Site of infection – Children with endocarditis, central nervous system infection, and primary bacteremia have high case fatality rates (15 to 20
percent) [3]. The case fatality rate is lowest for genitourinary tract infections (approximately 4 percent).
Microbiology – Case fatality is increased in children with pneumococcal and fungal infections (15 and 13 percent, respectively) [ 3]. Infection with
organisms resistant to antibiotics (eg, methicillin-resistant Staphylococcus aureus or vancomycin-resistant enterococcus species) is associated with
a marked increased mortality from sepsis. (See "Sepsis and the systemic inflammatory response syndrome: Definitions, epidemiology, and
prognosis", section on 'Type of infection'.)
Severity of illness – Mortality increases markedly depending upon the severity of illness in children with sepsis. As an example, in a multicenter
observational study of 1051 children between one month and 18 years of age treated for sepsis in pediatric ICUs, mortality increased from 1 percent inchildren with sepsis to 6 percent and 34 percent in children with severe sepsis and septic shock, respectively [6].
Multiple organ failure – The development of multiple organ dysfunction indicates an increased severity of illness in patients with sepsis and is
associated with a higher mortality estimated as 0 to 7 percent for patients with one affected organ system and 20 to 50 percent with two or more failing
organ systems [3,48-50]. (See "Systemic inflammatory response syndrome (SIRS) and sepsis in children: Definitions, epidemiology, clinical
manifestations, and diagnosis", section on 'Sepsis'.)
Treatment requirements – The need for multiple vasoactive infusions predicts a poor prognosis. As an example, in an observational study of 96
episodes of pediatric septic shock in 80 patients, mortality was significantly higher for patients receiving multiple rather than one vasoactive agent (43
versus 0 percent, respectively) [48].

# ACTION ITEM
Continue the passage on factors that affect sepsis mortality in children from where it stops.

# DATASET
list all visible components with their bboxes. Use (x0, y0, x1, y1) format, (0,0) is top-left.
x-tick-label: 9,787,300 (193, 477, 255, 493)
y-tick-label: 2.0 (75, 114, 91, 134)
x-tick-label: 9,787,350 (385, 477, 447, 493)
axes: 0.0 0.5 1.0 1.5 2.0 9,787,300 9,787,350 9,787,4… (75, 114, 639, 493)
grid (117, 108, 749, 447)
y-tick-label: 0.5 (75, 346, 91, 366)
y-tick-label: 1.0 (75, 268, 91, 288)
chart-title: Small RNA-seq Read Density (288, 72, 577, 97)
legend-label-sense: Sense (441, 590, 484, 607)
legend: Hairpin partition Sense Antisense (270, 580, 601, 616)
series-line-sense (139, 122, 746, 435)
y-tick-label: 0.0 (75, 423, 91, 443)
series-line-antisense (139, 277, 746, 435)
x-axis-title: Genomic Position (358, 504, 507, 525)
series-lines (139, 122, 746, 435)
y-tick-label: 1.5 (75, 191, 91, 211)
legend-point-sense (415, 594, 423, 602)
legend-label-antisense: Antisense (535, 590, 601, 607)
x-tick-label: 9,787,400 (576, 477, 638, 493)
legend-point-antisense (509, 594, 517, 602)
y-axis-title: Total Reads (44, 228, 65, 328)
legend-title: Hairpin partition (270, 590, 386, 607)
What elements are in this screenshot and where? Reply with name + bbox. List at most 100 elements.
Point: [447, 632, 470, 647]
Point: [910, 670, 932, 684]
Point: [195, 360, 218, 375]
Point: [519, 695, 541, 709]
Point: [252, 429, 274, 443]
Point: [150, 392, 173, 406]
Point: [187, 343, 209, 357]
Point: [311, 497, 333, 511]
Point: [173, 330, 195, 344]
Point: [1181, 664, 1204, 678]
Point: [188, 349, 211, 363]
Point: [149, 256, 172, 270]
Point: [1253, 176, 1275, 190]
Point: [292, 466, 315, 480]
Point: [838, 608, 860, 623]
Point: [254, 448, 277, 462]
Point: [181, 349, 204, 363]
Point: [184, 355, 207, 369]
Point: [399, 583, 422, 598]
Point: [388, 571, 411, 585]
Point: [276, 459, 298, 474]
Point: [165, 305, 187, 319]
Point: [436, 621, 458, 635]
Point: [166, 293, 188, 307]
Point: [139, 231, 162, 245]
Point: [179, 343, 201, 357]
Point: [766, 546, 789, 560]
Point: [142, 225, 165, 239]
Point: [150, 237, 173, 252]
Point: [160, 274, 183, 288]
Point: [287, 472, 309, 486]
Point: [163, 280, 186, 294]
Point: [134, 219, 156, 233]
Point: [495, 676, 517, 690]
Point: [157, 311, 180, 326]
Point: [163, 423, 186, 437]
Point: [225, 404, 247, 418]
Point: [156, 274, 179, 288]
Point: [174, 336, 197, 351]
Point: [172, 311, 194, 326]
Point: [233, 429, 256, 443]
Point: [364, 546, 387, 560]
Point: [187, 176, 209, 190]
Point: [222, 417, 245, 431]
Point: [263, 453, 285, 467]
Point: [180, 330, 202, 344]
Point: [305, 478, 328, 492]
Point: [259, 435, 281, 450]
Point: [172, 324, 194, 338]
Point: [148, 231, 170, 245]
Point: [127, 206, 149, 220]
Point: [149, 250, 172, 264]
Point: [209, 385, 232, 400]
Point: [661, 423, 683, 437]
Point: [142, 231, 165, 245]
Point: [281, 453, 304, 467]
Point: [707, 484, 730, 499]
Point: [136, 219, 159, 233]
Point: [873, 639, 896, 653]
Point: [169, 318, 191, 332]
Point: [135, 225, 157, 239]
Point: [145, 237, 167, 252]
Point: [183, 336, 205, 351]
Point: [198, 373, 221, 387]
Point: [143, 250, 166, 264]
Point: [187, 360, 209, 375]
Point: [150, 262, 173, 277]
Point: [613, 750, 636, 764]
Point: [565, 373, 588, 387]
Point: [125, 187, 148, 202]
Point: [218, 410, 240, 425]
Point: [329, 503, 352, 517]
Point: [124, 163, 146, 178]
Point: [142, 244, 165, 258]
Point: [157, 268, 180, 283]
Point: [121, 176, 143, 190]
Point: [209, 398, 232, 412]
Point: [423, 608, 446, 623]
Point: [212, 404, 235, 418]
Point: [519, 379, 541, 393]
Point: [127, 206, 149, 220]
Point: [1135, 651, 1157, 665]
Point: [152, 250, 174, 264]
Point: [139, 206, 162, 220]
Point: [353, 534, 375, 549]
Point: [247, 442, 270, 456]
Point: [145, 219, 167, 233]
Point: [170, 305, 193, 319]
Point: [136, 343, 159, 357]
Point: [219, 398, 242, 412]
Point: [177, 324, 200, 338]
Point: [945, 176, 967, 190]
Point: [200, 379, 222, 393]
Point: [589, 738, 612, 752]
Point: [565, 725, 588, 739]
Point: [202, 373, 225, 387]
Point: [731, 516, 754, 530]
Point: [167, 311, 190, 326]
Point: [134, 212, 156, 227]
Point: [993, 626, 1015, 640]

# OUTPUT OF THE TASK
SUMMARY AND RECOMMENDATIONS
The rapid recognition and initial resuscitation of children with septic shock is discussed separately. (See "Septic shock: Rapid recognition and initial
resuscitation in children".)
Ongoing aggressive resuscitation should continue after the initial resuscitation of pediatric septic shock according to the principles of goal-directed
therapy, especially when managing children in whom adequate circulation has not been restored (algorithm 1). (See 'Overview' above.)
Whenever possible, children requiring resuscitation for septic shock should receive ongoing management by a pediatric critical care specialist or
pediatrician with similar expertise in a pediatric intensive care unit. (See 'Overview' above.)
Eradication of infection can reverse septic shock. Antimicrobial treatment should be optimized based upon culture results. Source control (physical
measures undertaken to eradicate a focus of infection, to eliminate ongoing microbial contamination, and to render a site inhospitable to microbial
growth and invasion) should be undertaken when possible because localized foci of infection (ie, abscess) may not respond to antibiotics alone (table
1). (See 'Eradicate infection' above.)
During initial management, continuation of respiratory support, monitoring of tissue perfusion using physiologic indicators and target goals, aggressive
administration of fluids, and titration of vasoactive infusions continue. In addition, the clinician should determine the need for invasive monitoring via
intraarterial and central venous cannulas. (See 'Ongoing and invasive monitoring' above and "Septic shock: Rapid recognition and initial resuscitation in
children", section on 'Physiologic indicators and target goals' and 'Continue fluid administration' above.)
Maintaining adequate hemoglobin levels is a critical aspect of managing children with septic shock. We and the American College of Critical Care
Medicine (ACCM) guidelines suggest a hemoglobin goal of 10 g/dL (equivalent to 30 percent hematocrit) as a target to maintain with blood transfusion
during resuscitation and ongoing management of children with septic shock (Grade 2C). Once shock has resolved, a lower hematocrit threshold for
blood transfusion may be safe. (See 'Blood transfusion' above.)
Platelets, fresh frozen plasma, and/or cryoprecipitate should be provided to patients with disseminated intravascular coagulopathy and significant
bleeding. (See 'Treat disseminated intravascular coagulation' above.)
Other important interventions include management of glucose abnormalities, treatment of symptomatic hypocalcemia, and replacement therapy for
known adrenal insufficiency or hypothyroidism. (See 'Manage glucose abnormalities' above and 'Avoid hypocalcemia' above and 'Treat known hormonal
deficiencies'above.)
Principles of management for children with refractory septic shock include (see 'Refractory septic shock' above):
Treatment of reversible causes (eg, pneumothorax, pericardial tamponade, hemorrhage)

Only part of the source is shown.